_DATA FOR PROCESSING_:
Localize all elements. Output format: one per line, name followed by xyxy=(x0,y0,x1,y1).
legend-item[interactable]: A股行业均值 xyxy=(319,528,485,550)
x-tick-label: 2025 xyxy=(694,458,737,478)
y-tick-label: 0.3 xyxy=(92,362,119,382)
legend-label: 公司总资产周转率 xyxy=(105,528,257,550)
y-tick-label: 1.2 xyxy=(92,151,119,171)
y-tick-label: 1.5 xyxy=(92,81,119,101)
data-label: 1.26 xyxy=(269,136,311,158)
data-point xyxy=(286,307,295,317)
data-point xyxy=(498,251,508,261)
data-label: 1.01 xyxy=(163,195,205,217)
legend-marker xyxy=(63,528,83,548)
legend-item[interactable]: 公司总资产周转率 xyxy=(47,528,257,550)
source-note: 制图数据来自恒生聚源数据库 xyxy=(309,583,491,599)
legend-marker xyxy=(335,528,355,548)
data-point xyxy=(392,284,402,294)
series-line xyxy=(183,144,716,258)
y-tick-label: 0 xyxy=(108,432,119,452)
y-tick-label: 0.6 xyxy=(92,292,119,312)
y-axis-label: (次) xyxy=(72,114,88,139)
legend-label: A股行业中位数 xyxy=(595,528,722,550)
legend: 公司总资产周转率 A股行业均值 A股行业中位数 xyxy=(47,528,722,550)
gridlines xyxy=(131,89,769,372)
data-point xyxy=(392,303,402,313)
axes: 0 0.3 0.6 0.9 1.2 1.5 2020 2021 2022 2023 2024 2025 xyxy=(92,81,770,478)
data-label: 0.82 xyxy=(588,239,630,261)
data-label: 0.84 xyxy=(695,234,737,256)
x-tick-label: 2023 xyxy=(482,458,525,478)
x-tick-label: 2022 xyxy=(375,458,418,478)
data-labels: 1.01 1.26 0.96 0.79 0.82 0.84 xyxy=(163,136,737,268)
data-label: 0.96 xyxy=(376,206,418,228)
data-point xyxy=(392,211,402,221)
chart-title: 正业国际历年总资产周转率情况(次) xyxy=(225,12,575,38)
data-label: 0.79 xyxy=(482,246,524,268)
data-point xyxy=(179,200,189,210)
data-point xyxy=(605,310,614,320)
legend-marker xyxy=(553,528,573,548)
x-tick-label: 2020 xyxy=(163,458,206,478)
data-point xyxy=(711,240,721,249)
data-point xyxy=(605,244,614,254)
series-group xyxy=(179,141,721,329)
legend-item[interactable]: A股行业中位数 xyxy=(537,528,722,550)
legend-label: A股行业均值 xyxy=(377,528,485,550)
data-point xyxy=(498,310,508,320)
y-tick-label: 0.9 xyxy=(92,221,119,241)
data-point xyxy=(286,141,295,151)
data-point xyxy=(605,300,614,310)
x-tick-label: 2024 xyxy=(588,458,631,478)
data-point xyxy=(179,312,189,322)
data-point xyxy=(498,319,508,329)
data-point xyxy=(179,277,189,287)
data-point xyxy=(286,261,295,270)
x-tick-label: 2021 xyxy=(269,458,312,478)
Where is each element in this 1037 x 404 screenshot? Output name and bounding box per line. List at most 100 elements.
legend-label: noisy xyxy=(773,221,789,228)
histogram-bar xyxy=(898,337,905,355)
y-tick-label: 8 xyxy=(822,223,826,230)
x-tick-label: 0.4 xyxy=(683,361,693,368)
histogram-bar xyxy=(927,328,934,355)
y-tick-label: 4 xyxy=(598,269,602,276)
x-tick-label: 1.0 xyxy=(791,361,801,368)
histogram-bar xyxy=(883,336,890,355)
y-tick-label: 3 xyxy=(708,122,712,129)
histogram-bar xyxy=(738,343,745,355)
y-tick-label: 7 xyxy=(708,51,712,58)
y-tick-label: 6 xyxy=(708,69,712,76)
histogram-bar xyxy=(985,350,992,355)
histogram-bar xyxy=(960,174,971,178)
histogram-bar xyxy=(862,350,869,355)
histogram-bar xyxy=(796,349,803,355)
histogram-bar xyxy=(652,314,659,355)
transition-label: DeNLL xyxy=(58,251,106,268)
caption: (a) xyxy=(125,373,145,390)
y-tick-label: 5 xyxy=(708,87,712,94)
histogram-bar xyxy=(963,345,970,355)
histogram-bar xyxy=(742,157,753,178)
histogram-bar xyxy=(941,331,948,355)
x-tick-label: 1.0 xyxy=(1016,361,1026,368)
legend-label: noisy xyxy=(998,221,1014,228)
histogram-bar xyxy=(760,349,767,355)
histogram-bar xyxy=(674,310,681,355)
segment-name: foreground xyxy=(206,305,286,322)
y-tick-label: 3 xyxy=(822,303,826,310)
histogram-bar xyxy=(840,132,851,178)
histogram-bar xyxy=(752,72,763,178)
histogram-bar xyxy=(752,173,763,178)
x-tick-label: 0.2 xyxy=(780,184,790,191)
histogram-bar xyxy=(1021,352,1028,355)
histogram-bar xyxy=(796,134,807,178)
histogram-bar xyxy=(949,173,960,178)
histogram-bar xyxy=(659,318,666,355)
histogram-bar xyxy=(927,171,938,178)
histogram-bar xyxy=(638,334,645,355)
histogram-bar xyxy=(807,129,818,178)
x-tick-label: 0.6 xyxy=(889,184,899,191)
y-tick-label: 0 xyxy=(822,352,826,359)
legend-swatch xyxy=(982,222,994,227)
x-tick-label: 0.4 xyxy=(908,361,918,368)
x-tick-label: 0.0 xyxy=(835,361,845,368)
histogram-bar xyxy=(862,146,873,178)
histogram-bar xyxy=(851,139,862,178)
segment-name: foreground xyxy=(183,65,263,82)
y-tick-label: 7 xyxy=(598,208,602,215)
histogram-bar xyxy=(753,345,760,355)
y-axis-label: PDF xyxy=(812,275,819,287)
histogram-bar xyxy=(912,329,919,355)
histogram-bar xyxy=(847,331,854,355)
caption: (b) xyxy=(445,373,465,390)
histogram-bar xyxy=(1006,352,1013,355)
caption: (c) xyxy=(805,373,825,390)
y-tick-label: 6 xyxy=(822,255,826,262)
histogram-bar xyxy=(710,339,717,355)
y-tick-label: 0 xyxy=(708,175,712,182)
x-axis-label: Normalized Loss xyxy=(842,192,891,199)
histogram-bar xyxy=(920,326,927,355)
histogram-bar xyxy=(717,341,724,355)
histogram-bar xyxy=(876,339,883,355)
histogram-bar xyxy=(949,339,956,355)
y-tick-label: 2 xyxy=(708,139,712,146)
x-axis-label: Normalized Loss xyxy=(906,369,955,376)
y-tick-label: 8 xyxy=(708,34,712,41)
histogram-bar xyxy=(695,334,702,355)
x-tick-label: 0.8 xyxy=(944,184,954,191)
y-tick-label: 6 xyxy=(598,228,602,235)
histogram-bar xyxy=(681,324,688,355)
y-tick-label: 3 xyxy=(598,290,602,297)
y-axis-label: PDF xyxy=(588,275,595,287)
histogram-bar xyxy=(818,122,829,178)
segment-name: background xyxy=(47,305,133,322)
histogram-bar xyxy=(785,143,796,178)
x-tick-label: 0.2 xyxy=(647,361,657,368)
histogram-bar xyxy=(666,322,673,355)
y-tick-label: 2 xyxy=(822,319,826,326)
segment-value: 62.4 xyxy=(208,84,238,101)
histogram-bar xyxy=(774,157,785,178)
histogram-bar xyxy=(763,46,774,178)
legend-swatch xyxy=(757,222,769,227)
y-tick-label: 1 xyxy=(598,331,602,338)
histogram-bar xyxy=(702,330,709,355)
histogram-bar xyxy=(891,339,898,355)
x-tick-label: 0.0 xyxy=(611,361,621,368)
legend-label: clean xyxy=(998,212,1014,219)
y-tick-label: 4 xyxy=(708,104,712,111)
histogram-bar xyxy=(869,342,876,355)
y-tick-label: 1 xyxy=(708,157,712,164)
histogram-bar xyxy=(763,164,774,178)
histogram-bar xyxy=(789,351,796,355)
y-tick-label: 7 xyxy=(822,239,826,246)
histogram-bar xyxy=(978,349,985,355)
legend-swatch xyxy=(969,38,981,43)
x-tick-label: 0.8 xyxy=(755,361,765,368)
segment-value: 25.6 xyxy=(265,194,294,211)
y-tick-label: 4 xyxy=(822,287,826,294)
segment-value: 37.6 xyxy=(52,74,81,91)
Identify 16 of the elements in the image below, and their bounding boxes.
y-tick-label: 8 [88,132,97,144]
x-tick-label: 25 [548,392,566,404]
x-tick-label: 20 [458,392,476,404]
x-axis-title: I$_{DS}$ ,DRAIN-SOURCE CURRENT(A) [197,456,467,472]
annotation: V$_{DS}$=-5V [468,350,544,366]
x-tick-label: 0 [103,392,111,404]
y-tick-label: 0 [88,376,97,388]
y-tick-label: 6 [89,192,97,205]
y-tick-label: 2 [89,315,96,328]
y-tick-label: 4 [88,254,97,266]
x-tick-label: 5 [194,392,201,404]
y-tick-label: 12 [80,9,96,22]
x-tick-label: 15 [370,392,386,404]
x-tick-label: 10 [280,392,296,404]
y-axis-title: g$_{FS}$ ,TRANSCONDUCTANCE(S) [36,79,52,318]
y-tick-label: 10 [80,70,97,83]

_YOUR TASK_:
Could you copy out, word for word, the lines from the start of the records above through the line holding "y-tick-label: 1.2 xyxy=(92,151,119,171)", including both ends?

_ANSWER BELOW_:
Localize all elements. Output format: one per line, name followed by xyxy=(x0,y0,x1,y1).
legend-item[interactable]: A股行业均值 xyxy=(319,528,485,550)
x-tick-label: 2025 xyxy=(694,458,737,478)
y-tick-label: 0.3 xyxy=(92,362,119,382)
legend-label: 公司总资产周转率 xyxy=(105,528,257,550)
y-tick-label: 1.2 xyxy=(92,151,119,171)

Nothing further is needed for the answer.